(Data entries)
==*==
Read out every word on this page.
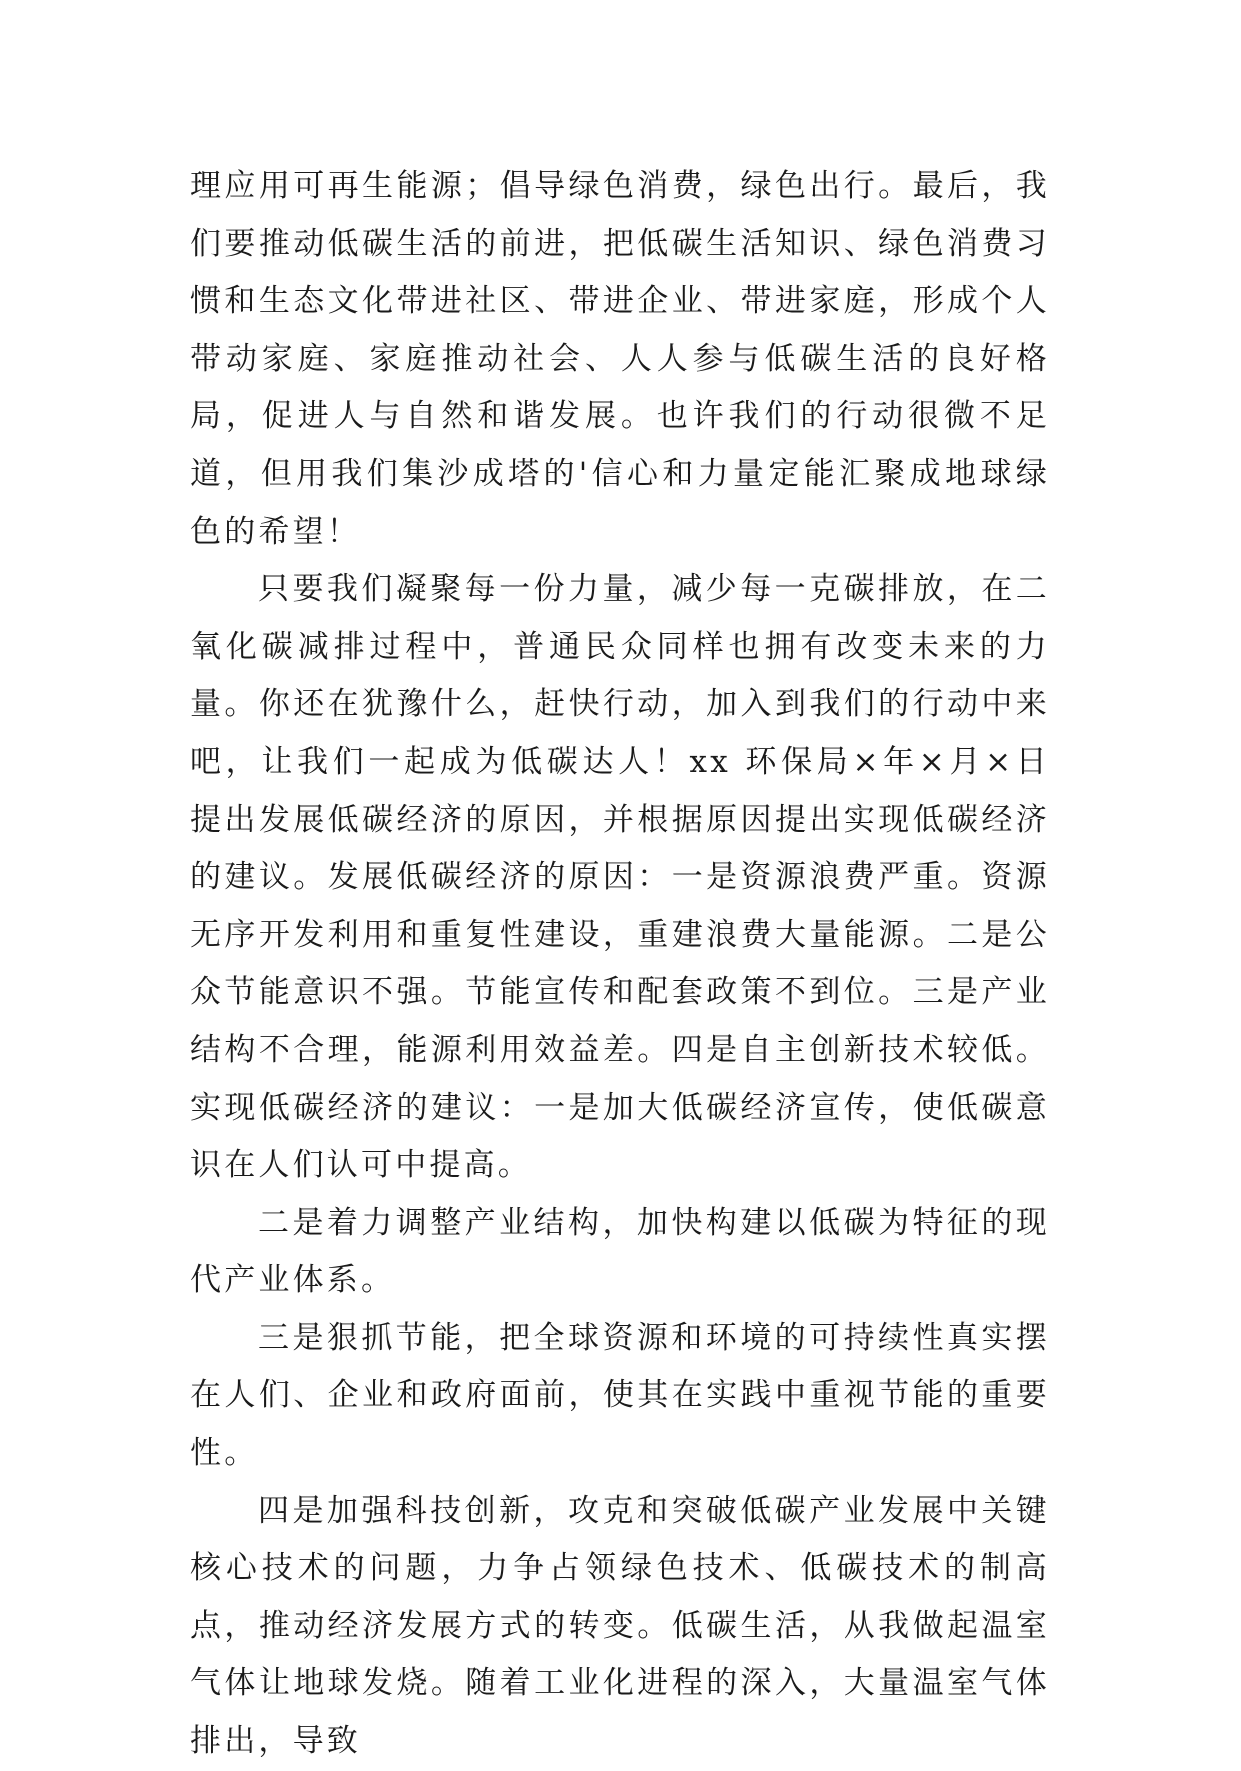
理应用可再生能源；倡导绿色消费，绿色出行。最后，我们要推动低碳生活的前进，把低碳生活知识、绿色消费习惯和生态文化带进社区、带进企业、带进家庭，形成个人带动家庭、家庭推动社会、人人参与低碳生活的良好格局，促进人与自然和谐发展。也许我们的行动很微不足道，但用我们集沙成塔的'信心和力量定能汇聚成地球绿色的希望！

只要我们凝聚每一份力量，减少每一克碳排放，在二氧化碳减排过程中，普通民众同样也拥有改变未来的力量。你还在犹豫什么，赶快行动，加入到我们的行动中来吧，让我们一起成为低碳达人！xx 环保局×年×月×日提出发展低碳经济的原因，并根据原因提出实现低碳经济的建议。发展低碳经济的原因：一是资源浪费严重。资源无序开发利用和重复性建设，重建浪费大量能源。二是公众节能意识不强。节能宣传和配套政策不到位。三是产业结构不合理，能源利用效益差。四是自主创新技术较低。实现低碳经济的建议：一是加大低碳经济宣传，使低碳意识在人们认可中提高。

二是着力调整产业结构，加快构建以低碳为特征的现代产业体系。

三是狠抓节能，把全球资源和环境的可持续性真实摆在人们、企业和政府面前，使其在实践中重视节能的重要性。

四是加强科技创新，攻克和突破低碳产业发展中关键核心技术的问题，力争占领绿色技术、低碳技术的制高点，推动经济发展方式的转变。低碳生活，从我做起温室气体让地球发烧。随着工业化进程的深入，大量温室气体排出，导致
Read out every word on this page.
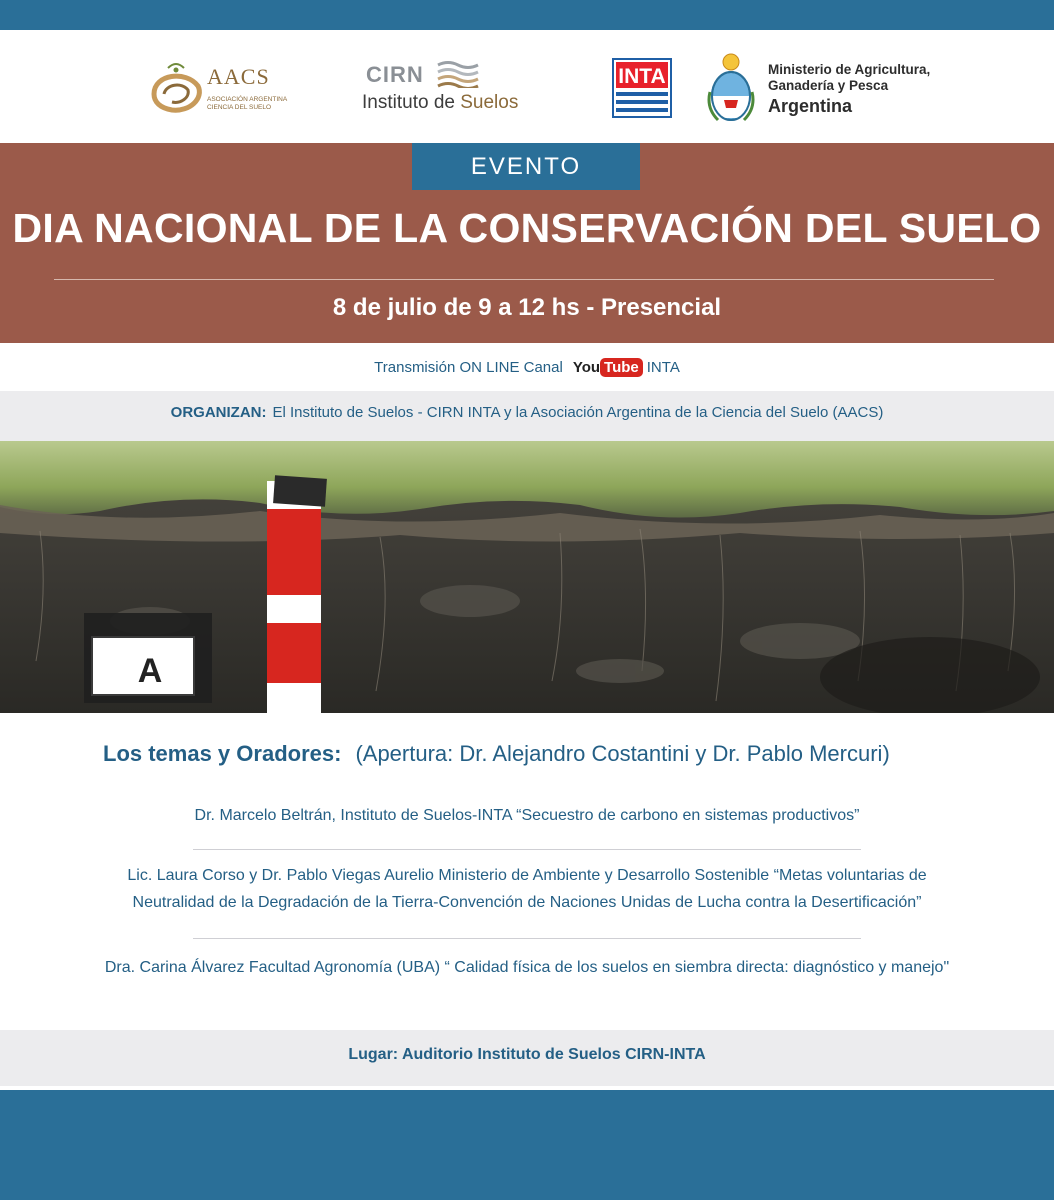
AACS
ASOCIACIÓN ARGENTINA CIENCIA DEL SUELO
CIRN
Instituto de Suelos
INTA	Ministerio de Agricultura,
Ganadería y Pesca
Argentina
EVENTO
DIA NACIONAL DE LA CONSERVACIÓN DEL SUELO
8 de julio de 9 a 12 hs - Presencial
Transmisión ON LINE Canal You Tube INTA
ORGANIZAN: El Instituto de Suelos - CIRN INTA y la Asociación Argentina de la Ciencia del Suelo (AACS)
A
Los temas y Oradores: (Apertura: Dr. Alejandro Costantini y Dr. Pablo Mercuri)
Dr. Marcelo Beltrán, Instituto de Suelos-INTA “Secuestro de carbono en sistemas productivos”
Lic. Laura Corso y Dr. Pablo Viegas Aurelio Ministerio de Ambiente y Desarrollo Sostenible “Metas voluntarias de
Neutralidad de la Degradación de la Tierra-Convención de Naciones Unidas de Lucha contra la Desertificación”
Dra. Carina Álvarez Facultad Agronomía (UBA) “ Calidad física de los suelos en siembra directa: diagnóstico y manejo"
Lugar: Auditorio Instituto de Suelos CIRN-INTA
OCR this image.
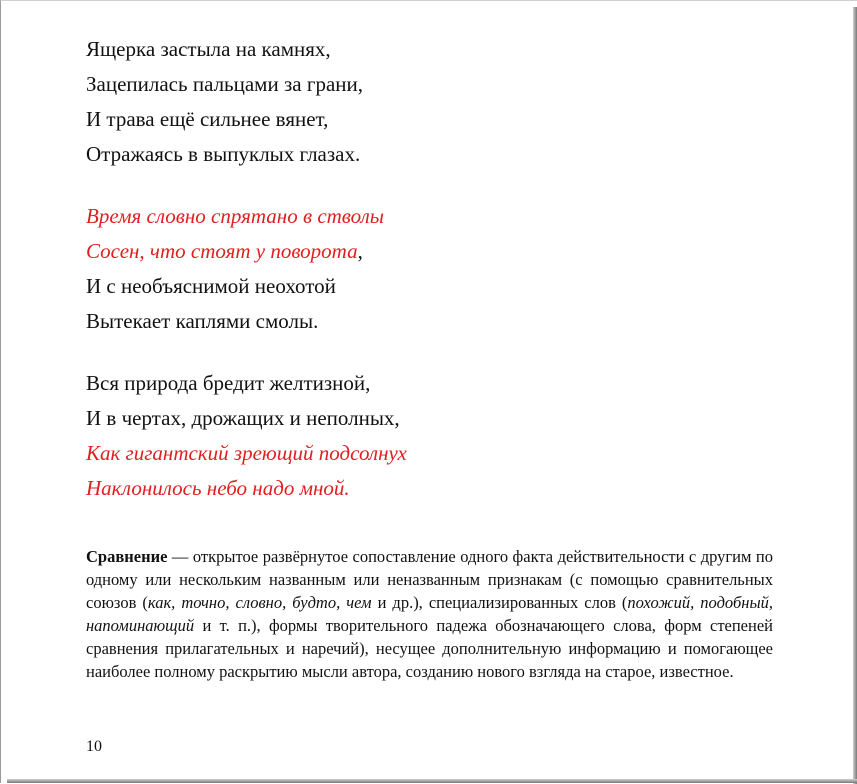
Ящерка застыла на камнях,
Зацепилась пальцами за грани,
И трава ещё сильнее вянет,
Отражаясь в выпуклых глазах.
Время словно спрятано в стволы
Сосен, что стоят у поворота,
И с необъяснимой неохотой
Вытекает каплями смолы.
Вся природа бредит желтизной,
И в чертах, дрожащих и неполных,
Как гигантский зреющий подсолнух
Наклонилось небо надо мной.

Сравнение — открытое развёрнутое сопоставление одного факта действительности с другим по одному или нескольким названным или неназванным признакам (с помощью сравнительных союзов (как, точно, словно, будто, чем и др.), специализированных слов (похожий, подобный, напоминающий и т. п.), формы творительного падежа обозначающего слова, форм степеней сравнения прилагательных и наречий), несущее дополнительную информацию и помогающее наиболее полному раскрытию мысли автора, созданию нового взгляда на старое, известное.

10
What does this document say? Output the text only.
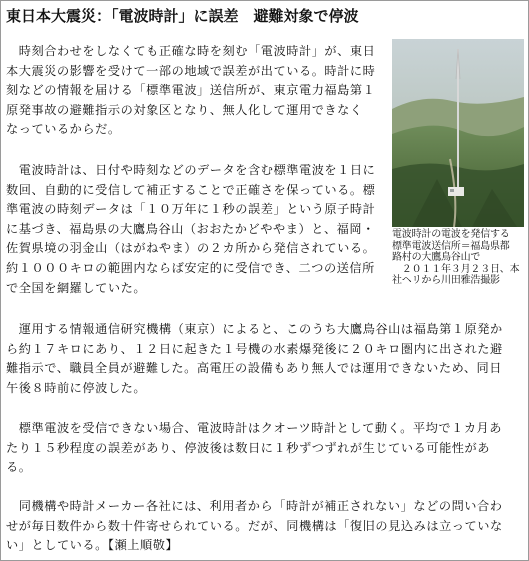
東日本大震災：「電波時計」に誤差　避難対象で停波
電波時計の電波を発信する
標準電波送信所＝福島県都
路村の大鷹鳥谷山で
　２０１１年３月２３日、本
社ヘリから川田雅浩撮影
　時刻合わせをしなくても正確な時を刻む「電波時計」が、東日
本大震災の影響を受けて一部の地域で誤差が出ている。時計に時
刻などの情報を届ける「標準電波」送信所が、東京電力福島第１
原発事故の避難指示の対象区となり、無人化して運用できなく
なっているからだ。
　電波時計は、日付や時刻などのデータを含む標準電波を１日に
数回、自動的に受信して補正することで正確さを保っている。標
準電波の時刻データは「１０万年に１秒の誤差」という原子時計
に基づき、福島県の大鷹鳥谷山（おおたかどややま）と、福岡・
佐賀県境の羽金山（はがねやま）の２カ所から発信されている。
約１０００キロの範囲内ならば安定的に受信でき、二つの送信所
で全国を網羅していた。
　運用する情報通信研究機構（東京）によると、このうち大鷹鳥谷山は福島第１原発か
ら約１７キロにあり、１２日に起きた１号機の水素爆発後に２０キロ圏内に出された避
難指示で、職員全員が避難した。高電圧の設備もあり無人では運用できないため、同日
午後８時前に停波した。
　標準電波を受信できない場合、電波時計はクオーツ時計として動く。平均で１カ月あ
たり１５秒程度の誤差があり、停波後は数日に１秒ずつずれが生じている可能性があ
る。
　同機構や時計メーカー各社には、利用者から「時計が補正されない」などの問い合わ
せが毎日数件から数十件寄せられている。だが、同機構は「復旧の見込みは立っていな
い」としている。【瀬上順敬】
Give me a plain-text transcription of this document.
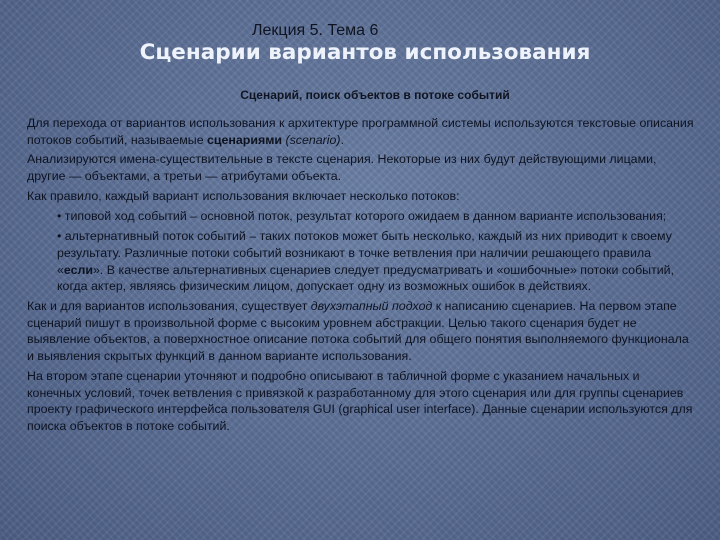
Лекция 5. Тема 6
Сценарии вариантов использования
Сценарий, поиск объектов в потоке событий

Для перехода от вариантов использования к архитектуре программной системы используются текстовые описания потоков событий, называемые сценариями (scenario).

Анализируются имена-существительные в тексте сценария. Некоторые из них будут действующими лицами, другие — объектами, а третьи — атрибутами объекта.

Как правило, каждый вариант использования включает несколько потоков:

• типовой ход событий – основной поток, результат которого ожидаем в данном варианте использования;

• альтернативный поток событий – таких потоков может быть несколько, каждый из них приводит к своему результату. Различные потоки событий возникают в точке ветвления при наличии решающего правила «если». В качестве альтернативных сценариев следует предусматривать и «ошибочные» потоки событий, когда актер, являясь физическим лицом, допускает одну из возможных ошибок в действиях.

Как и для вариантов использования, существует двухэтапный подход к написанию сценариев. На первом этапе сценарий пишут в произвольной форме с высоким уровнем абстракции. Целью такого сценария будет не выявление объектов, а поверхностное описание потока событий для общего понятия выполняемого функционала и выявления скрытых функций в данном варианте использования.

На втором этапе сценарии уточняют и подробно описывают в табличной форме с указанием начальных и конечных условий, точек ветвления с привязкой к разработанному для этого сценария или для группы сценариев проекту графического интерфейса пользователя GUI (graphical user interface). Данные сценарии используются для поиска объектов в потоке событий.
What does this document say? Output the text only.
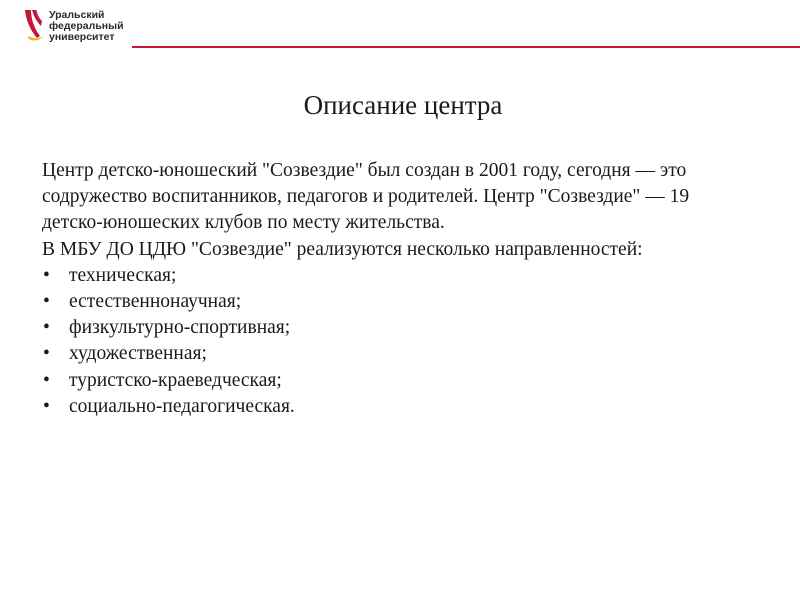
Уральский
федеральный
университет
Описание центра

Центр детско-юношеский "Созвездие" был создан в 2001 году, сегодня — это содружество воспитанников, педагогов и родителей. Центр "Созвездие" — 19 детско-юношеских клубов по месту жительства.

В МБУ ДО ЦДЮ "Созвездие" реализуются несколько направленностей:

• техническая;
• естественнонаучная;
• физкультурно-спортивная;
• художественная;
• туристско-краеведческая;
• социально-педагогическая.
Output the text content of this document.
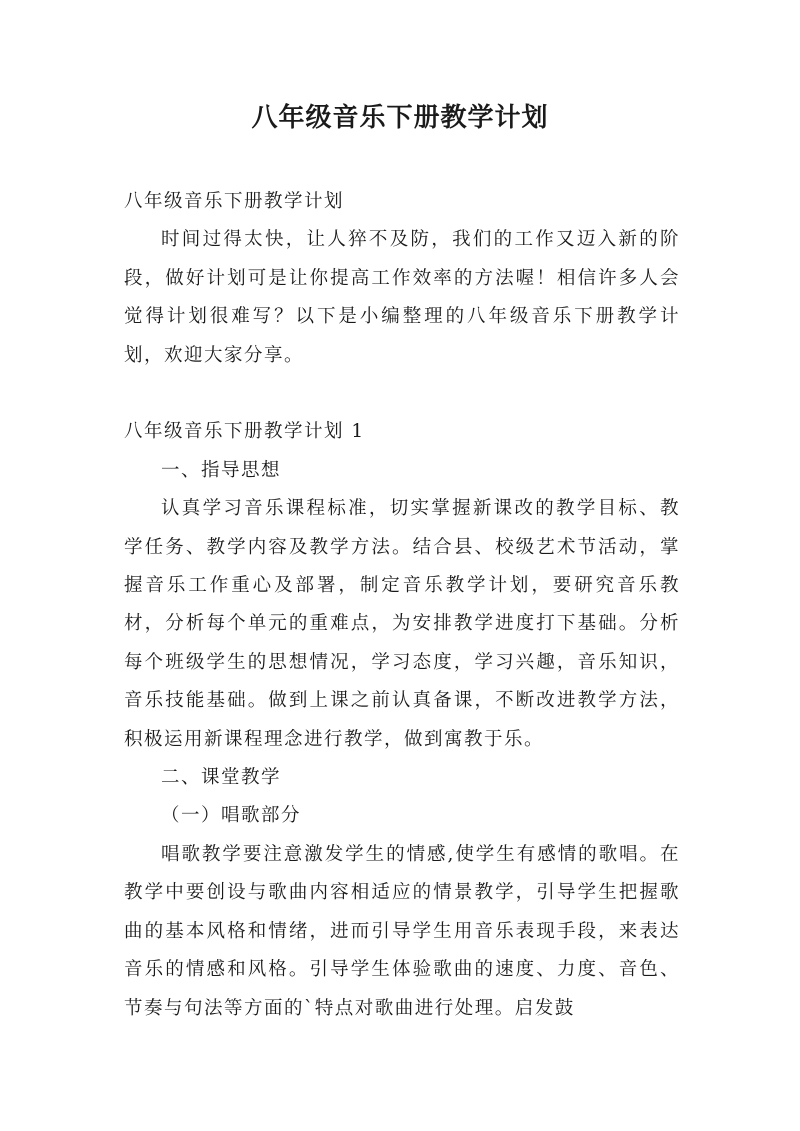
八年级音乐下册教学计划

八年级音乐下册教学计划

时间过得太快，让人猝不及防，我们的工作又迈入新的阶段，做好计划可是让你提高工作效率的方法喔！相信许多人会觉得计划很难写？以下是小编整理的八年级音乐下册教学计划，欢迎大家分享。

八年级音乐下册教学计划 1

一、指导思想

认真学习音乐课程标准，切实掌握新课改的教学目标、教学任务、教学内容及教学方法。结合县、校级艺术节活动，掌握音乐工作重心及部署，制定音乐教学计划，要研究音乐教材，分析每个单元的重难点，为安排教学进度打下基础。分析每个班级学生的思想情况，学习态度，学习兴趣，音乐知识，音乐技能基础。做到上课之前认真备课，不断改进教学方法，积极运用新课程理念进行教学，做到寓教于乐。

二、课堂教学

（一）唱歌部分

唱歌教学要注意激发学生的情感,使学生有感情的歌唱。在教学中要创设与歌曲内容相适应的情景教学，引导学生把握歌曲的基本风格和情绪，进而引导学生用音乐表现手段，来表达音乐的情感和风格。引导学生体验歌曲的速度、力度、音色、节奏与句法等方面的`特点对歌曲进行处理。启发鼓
==*==
Using the listing above, return all lines where the word "каждый" occurs.

Как правило, каждый вариант использования включает несколько потоков:
• альтернативный поток событий – таких потоков может быть несколько, каждый из них приводит к своему результату. Различные потоки событий возникают в точке ветвления при наличии решающего правила «если». В качестве альтернативных сценариев следует предусматривать и «ошибочные» потоки событий, когда актер, являясь физическим лицом, допускает одну из возможных ошибок в действиях.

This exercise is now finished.